(Records excerpted from a collection)
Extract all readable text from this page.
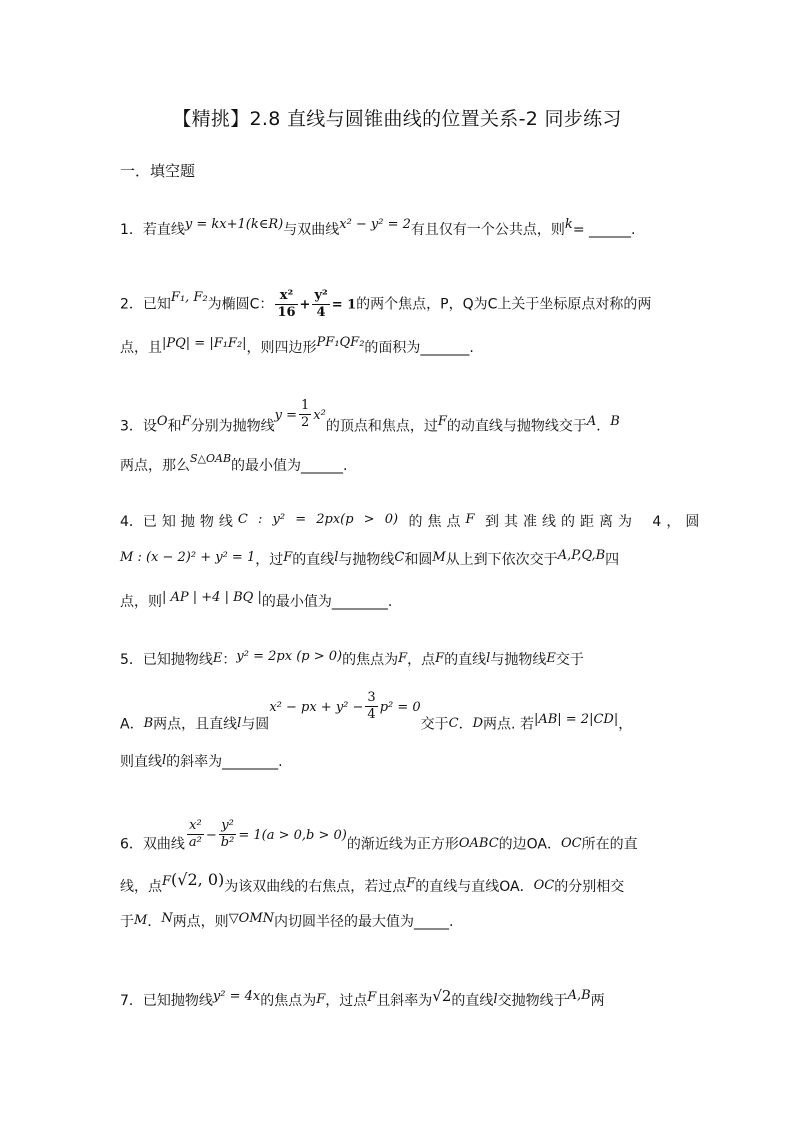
【精挑】2.8 直线与圆锥曲线的位置关系-2 同步练习
一．填空题
1．若直线y = kx+1(k∈R)与双曲线x² − y² = 2有且仅有一个公共点，则k= ______.
2．已知F₁, F₂为椭圆C： $\frac{\text{x²}}{16} + \frac{\text{y²}}{4} = 1$的两个焦点，P，Q为C上关于坐标原点对称的两
点，且|PQ| = |F₁F₂|，则四边形PF₁QF₂的面积为_______.
3．设O和F分别为抛物线$y = \frac{1}{2} x^2$的顶点和焦点，过F的动直线与抛物线交于A．B
两点，那么$^{S\triangle OAB}$的最小值为______.
4．已知抛物线C : y² = 2px(p > 0) 的焦点F 到其准线的距离为 4，圆
M : (x − 2)² + y² = 1，过F的直线l与抛物线C和圆M从上到下依次交于A,P,Q,B四
点，则| AP | +4 | BQ |的最小值为________.
5．已知抛物线E：y² = 2px (p > 0)的焦点为F，点F的直线l与抛物线E交于
A．B两点，且直线l与圆x² − px + $y^2 - \frac{3}{4} p^2 = 0$交于C．D两点. 若|AB| = 2|CD|，
则直线l的斜率为________.
6．双曲线 $\frac{\text{x²}}{\text{a²}} - \frac{\text{y²}}{\text{b²}} = 1(a > 0,b > 0)$的渐近线为正方形OABC的边OA．OC所在的直
线，点F(√2, 0)为该双曲线的右焦点，若过点F的直线与直线OA．OC的分别相交
于M．N两点，则▽OMN内切圆半径的最大值为_____.
7．已知抛物线y² = 4x的焦点为F，过点F且斜率为√2的直线l交抛物线于A,B两
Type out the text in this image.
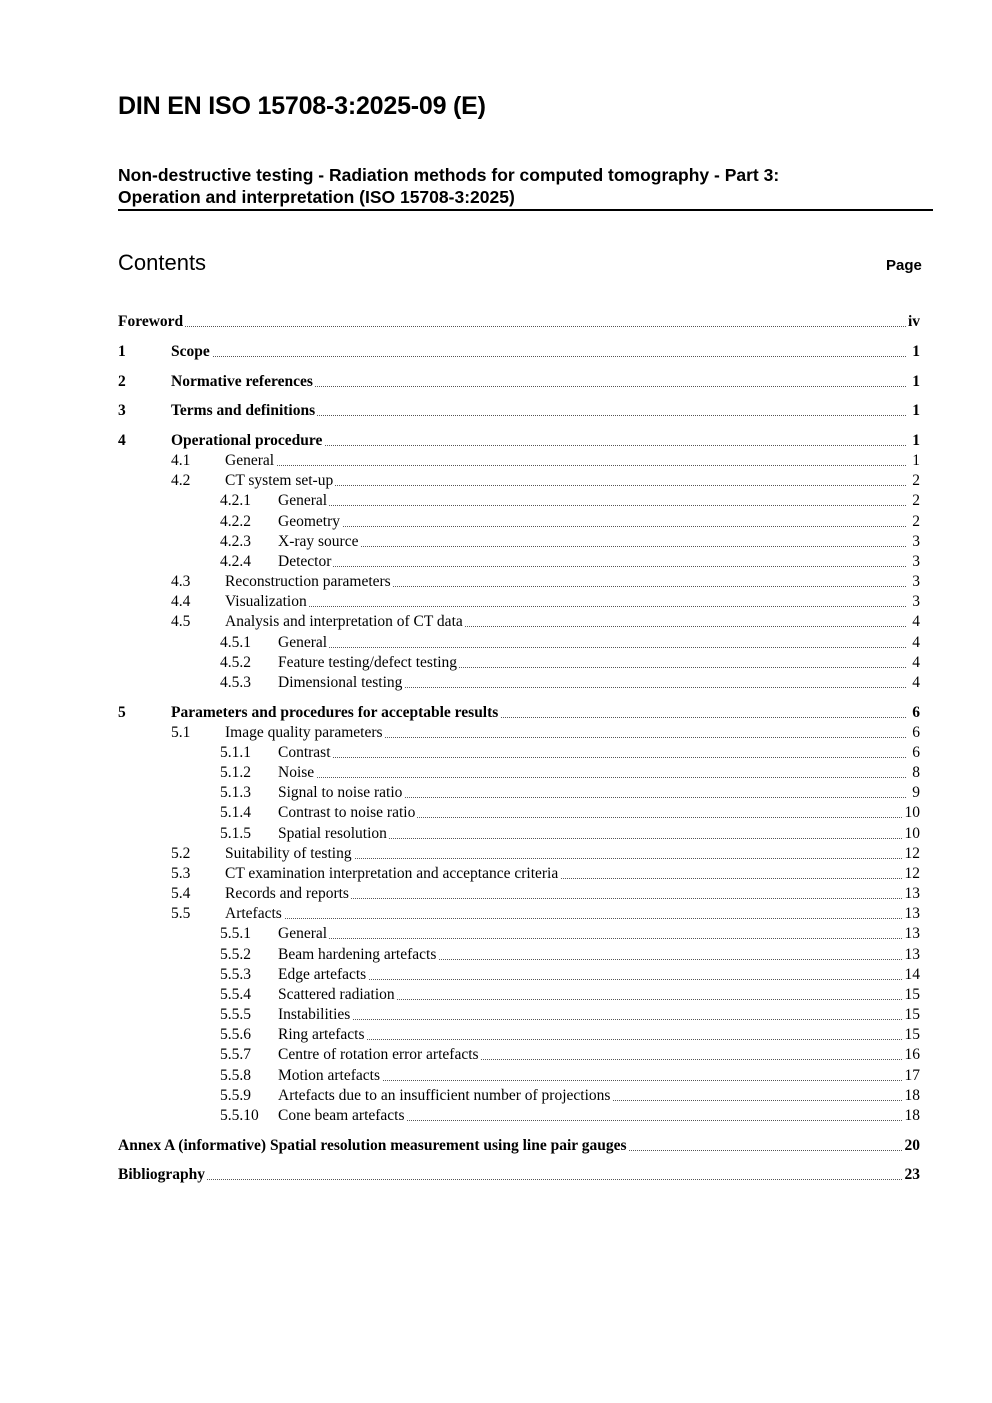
DIN EN ISO 15708-3:2025-09 (E)
Non-destructive testing - Radiation methods for computed tomography - Part 3:
Operation and interpretation (ISO 15708-3:2025)
Contents	Page
Foreword	iv
1	Scope	1
2	Normative references	1
3	Terms and definitions	1
4	Operational procedure	1
4.1 General	1
4.2 CT system set-up	2
4.2.1 General	2
4.2.2 Geometry	2
4.2.3 X-ray source	3
4.2.4 Detector	3
4.3 Reconstruction parameters	3
4.4 Visualization	3
4.5 Analysis and interpretation of CT data	4
4.5.1 General	4
4.5.2 Feature testing/defect testing	4
4.5.3 Dimensional testing	4
5	Parameters and procedures for acceptable results	6
5.1 Image quality parameters	6
5.1.1 Contrast	6
5.1.2 Noise	8
5.1.3 Signal to noise ratio	9
5.1.4 Contrast to noise ratio	10
5.1.5 Spatial resolution	10
5.2 Suitability of testing	12
5.3 CT examination interpretation and acceptance criteria	12
5.4 Records and reports	13
5.5 Artefacts	13
5.5.1 General	13
5.5.2 Beam hardening artefacts	13
5.5.3 Edge artefacts	14
5.5.4 Scattered radiation	15
5.5.5 Instabilities	15
5.5.6 Ring artefacts	15
5.5.7 Centre of rotation error artefacts	16
5.5.8 Motion artefacts	17
5.5.9 Artefacts due to an insufficient number of projections	18
5.5.10 Cone beam artefacts	18
Annex A (informative) Spatial resolution measurement using line pair gauges	20
Bibliography	23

Problem to work on: Omit the pictures and restate the rest of the records verbatim.

Answer below:
Extract all readable text from this page.
【精挑】2.8 直线与圆锥曲线的位置关系-2 同步练习
一．填空题
1．若直线y = kx+1(k∈R)与双曲线x² − y² = 2有且仅有一个公共点，则k= ______.
2．已知F₁, F₂为椭圆C： $\frac{\text{x²}}{16} + \frac{\text{y²}}{4} = 1$的两个焦点，P，Q为C上关于坐标原点对称的两
点，且|PQ| = |F₁F₂|，则四边形PF₁QF₂的面积为_______.
3．设O和F分别为抛物线$y = \frac{1}{2} x^2$的顶点和焦点，过F的动直线与抛物线交于A．B
两点，那么$^{S\triangle OAB}$的最小值为______.
4．已知抛物线C : y² = 2px(p > 0) 的焦点F 到其准线的距离为 4，圆
M : (x − 2)² + y² = 1，过F的直线l与抛物线C和圆M从上到下依次交于A,P,Q,B四
点，则| AP | +4 | BQ |的最小值为________.
5．已知抛物线E：y² = 2px (p > 0)的焦点为F，点F的直线l与抛物线E交于
A．B两点，且直线l与圆x² − px + $y^2 - \frac{3}{4} p^2 = 0$交于C．D两点. 若|AB| = 2|CD|，
则直线l的斜率为________.
6．双曲线 $\frac{\text{x²}}{\text{a²}} - \frac{\text{y²}}{\text{b²}} = 1(a > 0,b > 0)$的渐近线为正方形OABC的边OA．OC所在的直
线，点F(√2, 0)为该双曲线的右焦点，若过点F的直线与直线OA．OC的分别相交
于M．N两点，则▽OMN内切圆半径的最大值为_____.
7．已知抛物线y² = 4x的焦点为F，过点F且斜率为√2的直线l交抛物线于A,B两
Type out the text in this image.
DIN EN ISO 15708-3:2025-09 (E)
Non-destructive testing - Radiation methods for computed tomography - Part 3:
Operation and interpretation (ISO 15708-3:2025)
Contents	Page
Foreword	iv
1	Scope	1
2	Normative references	1
3	Terms and definitions	1
4	Operational procedure	1
4.1 General	1
4.2 CT system set-up	2
4.2.1 General	2
4.2.2 Geometry	2
4.2.3 X-ray source	3
4.2.4 Detector	3
4.3 Reconstruction parameters	3
4.4 Visualization	3
4.5 Analysis and interpretation of CT data	4
4.5.1 General	4
4.5.2 Feature testing/defect testing	4
4.5.3 Dimensional testing	4
5	Parameters and procedures for acceptable results	6
5.1 Image quality parameters	6
5.1.1 Contrast	6
5.1.2 Noise	8
5.1.3 Signal to noise ratio	9
5.1.4 Contrast to noise ratio	10
5.1.5 Spatial resolution	10
5.2 Suitability of testing	12
5.3 CT examination interpretation and acceptance criteria	12
5.4 Records and reports	13
5.5 Artefacts	13
5.5.1 General	13
5.5.2 Beam hardening artefacts	13
5.5.3 Edge artefacts	14
5.5.4 Scattered radiation	15
5.5.5 Instabilities	15
5.5.6 Ring artefacts	15
5.5.7 Centre of rotation error artefacts	16
5.5.8 Motion artefacts	17
5.5.9 Artefacts due to an insufficient number of projections	18
5.5.10 Cone beam artefacts	18
Annex A (informative) Spatial resolution measurement using line pair gauges	20
Bibliography	23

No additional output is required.